EXTRACTED DATA:

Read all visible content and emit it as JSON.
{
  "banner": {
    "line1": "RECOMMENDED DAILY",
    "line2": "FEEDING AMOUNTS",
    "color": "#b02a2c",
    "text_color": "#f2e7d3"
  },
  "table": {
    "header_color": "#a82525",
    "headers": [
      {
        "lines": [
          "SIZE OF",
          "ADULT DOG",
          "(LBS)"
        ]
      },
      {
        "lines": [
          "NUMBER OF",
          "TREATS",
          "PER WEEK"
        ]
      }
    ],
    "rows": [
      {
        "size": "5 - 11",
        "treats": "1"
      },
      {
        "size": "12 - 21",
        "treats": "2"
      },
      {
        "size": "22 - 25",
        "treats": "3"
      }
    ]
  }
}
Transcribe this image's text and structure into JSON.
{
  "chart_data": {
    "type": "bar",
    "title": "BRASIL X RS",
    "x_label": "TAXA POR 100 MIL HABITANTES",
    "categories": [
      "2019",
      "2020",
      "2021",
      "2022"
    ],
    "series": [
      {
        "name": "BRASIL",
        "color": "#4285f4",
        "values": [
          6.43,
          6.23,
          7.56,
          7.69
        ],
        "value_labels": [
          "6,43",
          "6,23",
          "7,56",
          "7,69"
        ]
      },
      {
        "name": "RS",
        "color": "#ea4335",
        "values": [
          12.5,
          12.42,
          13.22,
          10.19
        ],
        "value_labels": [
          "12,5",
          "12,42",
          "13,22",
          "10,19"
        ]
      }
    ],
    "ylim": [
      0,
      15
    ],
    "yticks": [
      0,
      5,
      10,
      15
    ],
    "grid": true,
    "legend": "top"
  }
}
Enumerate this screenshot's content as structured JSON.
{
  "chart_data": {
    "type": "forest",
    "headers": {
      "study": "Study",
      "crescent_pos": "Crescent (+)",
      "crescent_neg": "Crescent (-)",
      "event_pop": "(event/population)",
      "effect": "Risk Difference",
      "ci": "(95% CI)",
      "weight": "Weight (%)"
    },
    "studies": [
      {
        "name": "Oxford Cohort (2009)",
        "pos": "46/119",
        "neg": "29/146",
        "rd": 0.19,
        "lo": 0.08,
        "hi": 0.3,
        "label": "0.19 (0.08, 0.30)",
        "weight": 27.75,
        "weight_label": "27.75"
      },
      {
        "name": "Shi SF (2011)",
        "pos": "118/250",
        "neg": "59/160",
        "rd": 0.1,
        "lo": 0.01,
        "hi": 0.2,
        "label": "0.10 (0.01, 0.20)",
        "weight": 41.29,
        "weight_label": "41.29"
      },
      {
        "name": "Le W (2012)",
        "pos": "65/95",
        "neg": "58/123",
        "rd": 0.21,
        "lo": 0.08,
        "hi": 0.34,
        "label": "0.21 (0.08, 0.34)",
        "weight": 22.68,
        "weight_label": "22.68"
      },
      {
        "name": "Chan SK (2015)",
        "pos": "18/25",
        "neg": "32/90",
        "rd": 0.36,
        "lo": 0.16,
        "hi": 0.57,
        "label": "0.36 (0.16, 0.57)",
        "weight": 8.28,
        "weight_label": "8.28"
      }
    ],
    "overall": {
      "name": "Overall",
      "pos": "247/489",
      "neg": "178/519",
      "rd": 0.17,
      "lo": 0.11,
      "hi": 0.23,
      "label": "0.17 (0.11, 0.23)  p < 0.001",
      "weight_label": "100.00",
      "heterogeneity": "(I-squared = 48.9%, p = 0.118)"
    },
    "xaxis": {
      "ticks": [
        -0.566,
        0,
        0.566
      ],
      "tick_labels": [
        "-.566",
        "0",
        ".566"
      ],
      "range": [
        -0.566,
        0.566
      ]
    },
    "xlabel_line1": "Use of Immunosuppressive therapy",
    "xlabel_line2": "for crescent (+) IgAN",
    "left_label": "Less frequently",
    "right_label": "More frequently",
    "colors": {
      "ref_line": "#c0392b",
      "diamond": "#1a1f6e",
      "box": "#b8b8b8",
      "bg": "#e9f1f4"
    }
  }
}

PROBLEM DESCRIPTION: Go through the records and show every line with the string "this" in it.

EXERCISE ANSWER:
Transcribe this image's text and structure into JSON.
Enumerate this screenshot's content as structured JSON.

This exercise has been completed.